**Stated exercise**
Extract all of the entries and set them down verbatim.

───── Listing ─────

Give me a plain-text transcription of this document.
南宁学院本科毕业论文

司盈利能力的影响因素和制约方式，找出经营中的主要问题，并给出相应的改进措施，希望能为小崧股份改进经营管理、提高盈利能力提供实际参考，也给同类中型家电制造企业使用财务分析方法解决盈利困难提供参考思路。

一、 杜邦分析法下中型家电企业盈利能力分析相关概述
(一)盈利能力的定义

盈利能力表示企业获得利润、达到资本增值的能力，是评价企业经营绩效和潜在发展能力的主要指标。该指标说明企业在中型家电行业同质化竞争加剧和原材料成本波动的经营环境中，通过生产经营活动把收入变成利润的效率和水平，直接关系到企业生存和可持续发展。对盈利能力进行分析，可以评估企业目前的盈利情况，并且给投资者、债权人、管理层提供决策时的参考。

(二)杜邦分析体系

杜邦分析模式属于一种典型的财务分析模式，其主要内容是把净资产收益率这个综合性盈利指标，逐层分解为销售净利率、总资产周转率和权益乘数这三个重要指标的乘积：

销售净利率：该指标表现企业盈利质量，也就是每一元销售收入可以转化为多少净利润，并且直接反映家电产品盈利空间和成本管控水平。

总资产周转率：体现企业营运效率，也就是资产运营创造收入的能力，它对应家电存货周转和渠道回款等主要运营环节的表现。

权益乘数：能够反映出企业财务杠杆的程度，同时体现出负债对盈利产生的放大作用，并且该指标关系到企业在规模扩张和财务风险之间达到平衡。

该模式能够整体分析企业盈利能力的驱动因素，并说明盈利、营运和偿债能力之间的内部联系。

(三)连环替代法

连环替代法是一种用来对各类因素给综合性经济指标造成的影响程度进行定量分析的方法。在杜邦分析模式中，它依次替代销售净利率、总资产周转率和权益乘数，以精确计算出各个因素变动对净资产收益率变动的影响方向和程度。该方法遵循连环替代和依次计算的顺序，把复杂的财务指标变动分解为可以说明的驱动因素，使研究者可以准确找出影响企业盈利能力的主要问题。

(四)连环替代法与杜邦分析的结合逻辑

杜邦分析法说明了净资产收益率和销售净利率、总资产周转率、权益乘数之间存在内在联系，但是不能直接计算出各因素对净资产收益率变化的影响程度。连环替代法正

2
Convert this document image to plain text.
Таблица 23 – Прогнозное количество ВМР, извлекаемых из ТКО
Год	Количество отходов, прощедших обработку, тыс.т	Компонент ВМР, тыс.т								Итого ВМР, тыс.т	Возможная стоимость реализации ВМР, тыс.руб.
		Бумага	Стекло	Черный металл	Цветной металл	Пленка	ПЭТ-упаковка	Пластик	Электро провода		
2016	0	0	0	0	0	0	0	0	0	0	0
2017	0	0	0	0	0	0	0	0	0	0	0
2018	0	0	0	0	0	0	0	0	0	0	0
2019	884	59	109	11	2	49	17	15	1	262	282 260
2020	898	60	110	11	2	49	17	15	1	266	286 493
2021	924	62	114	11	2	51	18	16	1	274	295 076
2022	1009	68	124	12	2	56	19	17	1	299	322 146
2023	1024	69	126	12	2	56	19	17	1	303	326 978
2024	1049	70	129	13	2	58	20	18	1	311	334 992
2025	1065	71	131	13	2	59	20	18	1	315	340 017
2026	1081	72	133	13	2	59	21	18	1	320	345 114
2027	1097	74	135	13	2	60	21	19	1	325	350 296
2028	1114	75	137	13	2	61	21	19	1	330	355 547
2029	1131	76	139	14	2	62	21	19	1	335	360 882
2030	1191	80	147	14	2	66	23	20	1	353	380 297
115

─────

**Task answer**
Give me a plain-text transcription of this document.
南宁学院本科毕业论文

司盈利能力的影响因素和制约方式，找出经营中的主要问题，并给出相应的改进措施，希望能为小崧股份改进经营管理、提高盈利能力提供实际参考，也给同类中型家电制造企业使用财务分析方法解决盈利困难提供参考思路。

一、 杜邦分析法下中型家电企业盈利能力分析相关概述
(一)盈利能力的定义

盈利能力表示企业获得利润、达到资本增值的能力，是评价企业经营绩效和潜在发展能力的主要指标。该指标说明企业在中型家电行业同质化竞争加剧和原材料成本波动的经营环境中，通过生产经营活动把收入变成利润的效率和水平，直接关系到企业生存和可持续发展。对盈利能力进行分析，可以评估企业目前的盈利情况，并且给投资者、债权人、管理层提供决策时的参考。

(二)杜邦分析体系

杜邦分析模式属于一种典型的财务分析模式，其主要内容是把净资产收益率这个综合性盈利指标，逐层分解为销售净利率、总资产周转率和权益乘数这三个重要指标的乘积：

销售净利率：该指标表现企业盈利质量，也就是每一元销售收入可以转化为多少净利润，并且直接反映家电产品盈利空间和成本管控水平。

总资产周转率：体现企业营运效率，也就是资产运营创造收入的能力，它对应家电存货周转和渠道回款等主要运营环节的表现。

权益乘数：能够反映出企业财务杠杆的程度，同时体现出负债对盈利产生的放大作用，并且该指标关系到企业在规模扩张和财务风险之间达到平衡。

该模式能够整体分析企业盈利能力的驱动因素，并说明盈利、营运和偿债能力之间的内部联系。

(三)连环替代法

连环替代法是一种用来对各类因素给综合性经济指标造成的影响程度进行定量分析的方法。在杜邦分析模式中，它依次替代销售净利率、总资产周转率和权益乘数，以精确计算出各个因素变动对净资产收益率变动的影响方向和程度。该方法遵循连环替代和依次计算的顺序，把复杂的财务指标变动分解为可以说明的驱动因素，使研究者可以准确找出影响企业盈利能力的主要问题。

(四)连环替代法与杜邦分析的结合逻辑

杜邦分析法说明了净资产收益率和销售净利率、总资产周转率、权益乘数之间存在内在联系，但是不能直接计算出各因素对净资产收益率变化的影响程度。连环替代法正

2
Convert this document image to plain text.
Таблица 23 – Прогнозное количество ВМР, извлекаемых из ТКО
Год	Количество отходов, прощедших обработку, тыс.т	Компонент ВМР, тыс.т								Итого ВМР, тыс.т	Возможная стоимость реализации ВМР, тыс.руб.
		Бумага	Стекло	Черный металл	Цветной металл	Пленка	ПЭТ-упаковка	Пластик	Электро провода		
2016	0	0	0	0	0	0	0	0	0	0	0
2017	0	0	0	0	0	0	0	0	0	0	0
2018	0	0	0	0	0	0	0	0	0	0	0
2019	884	59	109	11	2	49	17	15	1	262	282 260
2020	898	60	110	11	2	49	17	15	1	266	286 493
2021	924	62	114	11	2	51	18	16	1	274	295 076
2022	1009	68	124	12	2	56	19	17	1	299	322 146
2023	1024	69	126	12	2	56	19	17	1	303	326 978
2024	1049	70	129	13	2	58	20	18	1	311	334 992
2025	1065	71	131	13	2	59	20	18	1	315	340 017
2026	1081	72	133	13	2	59	21	18	1	320	345 114
2027	1097	74	135	13	2	60	21	19	1	325	350 296
2028	1114	75	137	13	2	61	21	19	1	330	355 547
2029	1131	76	139	14	2	62	21	19	1	335	360 882
2030	1191	80	147	14	2	66	23	20	1	353	380 297
115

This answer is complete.